THE EXERCISE ▸
Going through the material below, please gather all lines with the word "información" in them.

--- start EXCERPTED DATA ---

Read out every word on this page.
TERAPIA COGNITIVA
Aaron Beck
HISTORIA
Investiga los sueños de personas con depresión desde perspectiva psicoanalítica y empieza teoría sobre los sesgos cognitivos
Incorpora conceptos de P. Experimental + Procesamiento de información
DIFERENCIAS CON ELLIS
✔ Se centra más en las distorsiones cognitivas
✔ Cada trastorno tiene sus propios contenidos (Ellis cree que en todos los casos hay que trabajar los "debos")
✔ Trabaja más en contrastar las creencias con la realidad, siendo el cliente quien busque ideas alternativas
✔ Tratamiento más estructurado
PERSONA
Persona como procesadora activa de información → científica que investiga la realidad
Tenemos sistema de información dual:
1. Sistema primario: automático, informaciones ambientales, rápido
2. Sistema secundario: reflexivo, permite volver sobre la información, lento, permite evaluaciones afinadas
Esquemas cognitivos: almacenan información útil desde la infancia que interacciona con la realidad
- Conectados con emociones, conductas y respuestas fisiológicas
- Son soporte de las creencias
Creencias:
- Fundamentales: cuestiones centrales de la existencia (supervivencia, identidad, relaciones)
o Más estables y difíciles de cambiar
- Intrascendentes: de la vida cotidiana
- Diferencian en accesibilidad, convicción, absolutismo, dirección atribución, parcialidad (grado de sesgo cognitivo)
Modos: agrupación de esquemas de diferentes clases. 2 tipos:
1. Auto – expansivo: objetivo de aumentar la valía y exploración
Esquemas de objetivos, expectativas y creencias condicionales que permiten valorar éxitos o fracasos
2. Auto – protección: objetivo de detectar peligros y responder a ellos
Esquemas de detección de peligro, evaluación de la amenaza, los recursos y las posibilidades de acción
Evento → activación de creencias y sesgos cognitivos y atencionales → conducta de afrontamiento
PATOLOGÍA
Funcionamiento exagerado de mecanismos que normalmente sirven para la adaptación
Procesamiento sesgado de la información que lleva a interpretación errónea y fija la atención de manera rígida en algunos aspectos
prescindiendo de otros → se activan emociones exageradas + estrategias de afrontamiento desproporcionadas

--- end EXCERPTED DATA ---

SOLVED PROBLEM ▸
Incorpora conceptos de P. Experimental + Procesamiento de información
Persona como procesadora activa de información → científica que investiga la realidad
Tenemos sistema de información dual:
2. Sistema secundario: reflexivo, permite volver sobre la información, lento, permite evaluaciones afinadas
Esquemas cognitivos: almacenan información útil desde la infancia que interacciona con la realidad
Procesamiento sesgado de la información que lleva a interpretación errónea y fija la atención de manera rígida en algunos aspectos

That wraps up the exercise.